### Input
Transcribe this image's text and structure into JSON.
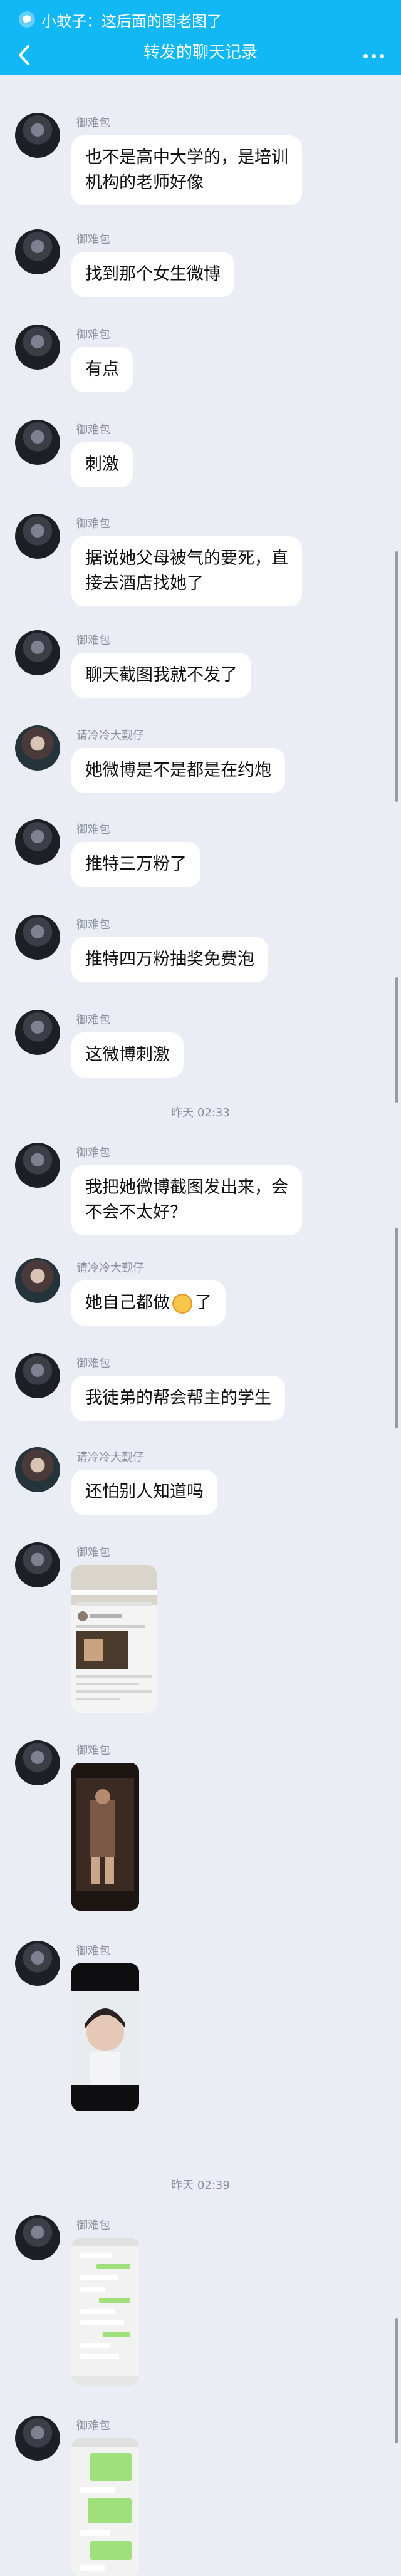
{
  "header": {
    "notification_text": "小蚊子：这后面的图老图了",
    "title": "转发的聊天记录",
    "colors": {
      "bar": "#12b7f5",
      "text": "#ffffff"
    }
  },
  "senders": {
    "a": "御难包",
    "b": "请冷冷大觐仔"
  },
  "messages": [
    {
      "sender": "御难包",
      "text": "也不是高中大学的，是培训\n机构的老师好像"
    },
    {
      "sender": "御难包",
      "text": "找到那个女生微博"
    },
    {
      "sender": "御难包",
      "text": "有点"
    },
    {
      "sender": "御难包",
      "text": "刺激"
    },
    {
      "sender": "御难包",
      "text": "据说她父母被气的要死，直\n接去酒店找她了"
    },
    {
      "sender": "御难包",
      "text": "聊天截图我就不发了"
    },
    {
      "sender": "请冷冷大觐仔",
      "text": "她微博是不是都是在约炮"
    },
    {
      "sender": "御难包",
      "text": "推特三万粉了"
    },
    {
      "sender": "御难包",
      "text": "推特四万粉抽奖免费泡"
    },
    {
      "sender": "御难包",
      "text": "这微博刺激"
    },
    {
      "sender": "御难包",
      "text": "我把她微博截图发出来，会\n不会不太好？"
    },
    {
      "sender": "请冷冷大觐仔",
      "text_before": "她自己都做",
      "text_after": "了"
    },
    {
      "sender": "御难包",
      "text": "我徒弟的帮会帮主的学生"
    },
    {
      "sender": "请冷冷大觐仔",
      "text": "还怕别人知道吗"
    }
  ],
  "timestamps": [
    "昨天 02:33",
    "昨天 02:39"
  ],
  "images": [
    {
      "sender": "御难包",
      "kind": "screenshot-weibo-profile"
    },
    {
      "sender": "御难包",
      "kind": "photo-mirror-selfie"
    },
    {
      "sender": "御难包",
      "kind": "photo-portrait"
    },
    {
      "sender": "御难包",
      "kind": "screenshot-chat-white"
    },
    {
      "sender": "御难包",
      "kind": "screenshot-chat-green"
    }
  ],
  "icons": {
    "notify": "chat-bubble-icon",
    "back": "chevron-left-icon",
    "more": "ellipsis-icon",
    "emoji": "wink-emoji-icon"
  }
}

---

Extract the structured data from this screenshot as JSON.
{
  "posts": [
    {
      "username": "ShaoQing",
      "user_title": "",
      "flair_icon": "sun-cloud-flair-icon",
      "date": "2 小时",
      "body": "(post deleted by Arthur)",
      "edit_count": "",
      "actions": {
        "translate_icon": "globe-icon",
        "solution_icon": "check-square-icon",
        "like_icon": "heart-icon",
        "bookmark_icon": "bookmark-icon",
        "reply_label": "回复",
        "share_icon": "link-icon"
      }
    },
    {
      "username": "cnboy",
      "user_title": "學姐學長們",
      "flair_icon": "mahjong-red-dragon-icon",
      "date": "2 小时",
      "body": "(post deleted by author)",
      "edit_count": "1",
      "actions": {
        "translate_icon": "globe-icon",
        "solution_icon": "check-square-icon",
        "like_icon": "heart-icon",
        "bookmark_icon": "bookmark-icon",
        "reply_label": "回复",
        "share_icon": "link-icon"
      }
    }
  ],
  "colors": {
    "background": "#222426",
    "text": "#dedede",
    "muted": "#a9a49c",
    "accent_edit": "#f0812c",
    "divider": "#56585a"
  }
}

...

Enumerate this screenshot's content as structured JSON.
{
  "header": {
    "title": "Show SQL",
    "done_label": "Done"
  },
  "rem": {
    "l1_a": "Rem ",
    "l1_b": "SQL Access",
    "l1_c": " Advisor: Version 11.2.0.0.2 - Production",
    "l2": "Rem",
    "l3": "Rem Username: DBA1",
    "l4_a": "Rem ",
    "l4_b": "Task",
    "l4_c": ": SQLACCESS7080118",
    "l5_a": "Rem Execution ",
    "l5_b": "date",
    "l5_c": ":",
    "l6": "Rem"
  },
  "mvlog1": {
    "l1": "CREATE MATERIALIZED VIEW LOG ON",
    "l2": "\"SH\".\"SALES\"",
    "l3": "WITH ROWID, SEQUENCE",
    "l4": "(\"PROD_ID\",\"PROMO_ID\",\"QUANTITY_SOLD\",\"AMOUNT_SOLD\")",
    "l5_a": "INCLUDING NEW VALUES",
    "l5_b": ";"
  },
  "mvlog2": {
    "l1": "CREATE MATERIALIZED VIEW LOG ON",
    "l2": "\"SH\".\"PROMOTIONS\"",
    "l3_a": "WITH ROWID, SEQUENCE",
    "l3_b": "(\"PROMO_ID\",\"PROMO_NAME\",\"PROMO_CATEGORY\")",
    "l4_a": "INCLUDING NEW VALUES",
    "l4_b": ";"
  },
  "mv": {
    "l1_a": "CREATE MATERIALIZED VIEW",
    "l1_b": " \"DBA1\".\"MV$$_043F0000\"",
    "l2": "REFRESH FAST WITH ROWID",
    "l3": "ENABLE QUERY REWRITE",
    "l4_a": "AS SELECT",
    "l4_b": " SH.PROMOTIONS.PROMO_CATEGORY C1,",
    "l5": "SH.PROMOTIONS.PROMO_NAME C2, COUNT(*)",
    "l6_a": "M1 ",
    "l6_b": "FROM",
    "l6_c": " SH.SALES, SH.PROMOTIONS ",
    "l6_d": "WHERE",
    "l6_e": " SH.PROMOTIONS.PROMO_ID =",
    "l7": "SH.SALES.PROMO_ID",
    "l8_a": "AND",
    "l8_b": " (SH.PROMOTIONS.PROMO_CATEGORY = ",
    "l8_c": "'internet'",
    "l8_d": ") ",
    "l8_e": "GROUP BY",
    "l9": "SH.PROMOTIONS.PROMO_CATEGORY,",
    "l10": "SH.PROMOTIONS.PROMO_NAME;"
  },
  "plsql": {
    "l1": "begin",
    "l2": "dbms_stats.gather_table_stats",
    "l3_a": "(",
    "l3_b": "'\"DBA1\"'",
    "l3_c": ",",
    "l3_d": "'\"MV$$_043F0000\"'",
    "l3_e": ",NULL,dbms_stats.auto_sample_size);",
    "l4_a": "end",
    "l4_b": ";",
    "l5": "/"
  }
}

### What the task requires
Locate each line containing the string "JSON" and show it.

### Solution below
Transcribe this image's text and structure into JSON.
Extract the structured data from this screenshot as JSON.
Enumerate this screenshot's content as structured JSON.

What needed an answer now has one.